THE EXERCISE - Search the listing for "Hochfahren" and copy every line where it appears.

[start of GIVEN ENTRIES]

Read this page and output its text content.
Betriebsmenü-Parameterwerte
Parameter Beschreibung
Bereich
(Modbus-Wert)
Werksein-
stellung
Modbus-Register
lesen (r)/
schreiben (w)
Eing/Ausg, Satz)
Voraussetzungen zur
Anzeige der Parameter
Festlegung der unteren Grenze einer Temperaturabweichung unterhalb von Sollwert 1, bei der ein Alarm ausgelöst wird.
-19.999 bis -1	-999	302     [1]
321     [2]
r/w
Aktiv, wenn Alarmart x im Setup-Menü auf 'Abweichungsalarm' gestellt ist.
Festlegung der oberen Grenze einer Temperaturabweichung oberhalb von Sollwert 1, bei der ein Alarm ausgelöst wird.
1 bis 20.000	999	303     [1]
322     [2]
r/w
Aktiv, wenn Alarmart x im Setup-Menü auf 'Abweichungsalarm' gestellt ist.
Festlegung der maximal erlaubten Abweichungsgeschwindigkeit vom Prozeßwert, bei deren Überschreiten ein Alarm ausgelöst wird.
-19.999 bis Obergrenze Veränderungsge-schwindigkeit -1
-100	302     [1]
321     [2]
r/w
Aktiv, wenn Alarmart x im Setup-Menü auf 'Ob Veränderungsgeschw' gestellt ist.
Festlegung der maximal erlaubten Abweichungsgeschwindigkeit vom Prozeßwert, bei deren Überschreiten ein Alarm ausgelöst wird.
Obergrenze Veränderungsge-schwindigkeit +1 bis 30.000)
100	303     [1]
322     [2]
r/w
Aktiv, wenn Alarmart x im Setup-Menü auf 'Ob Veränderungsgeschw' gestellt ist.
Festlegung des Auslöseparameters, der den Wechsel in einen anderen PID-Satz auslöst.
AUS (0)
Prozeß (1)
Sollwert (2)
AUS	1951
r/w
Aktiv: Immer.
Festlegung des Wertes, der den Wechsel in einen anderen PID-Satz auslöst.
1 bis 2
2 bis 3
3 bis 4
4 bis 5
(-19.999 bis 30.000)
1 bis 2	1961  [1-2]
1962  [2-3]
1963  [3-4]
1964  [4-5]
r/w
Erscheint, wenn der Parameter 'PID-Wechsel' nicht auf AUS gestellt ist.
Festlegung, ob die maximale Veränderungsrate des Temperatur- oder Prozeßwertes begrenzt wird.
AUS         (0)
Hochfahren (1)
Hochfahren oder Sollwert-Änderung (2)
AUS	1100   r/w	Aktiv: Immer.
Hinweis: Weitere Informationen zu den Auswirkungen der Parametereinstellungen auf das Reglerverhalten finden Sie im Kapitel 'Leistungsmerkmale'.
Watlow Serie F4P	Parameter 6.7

[end of GIVEN ENTRIES]

EXPECTED OUTPUT -
Hochfahren (1)
Hochfahren oder Sollwert-Änderung (2)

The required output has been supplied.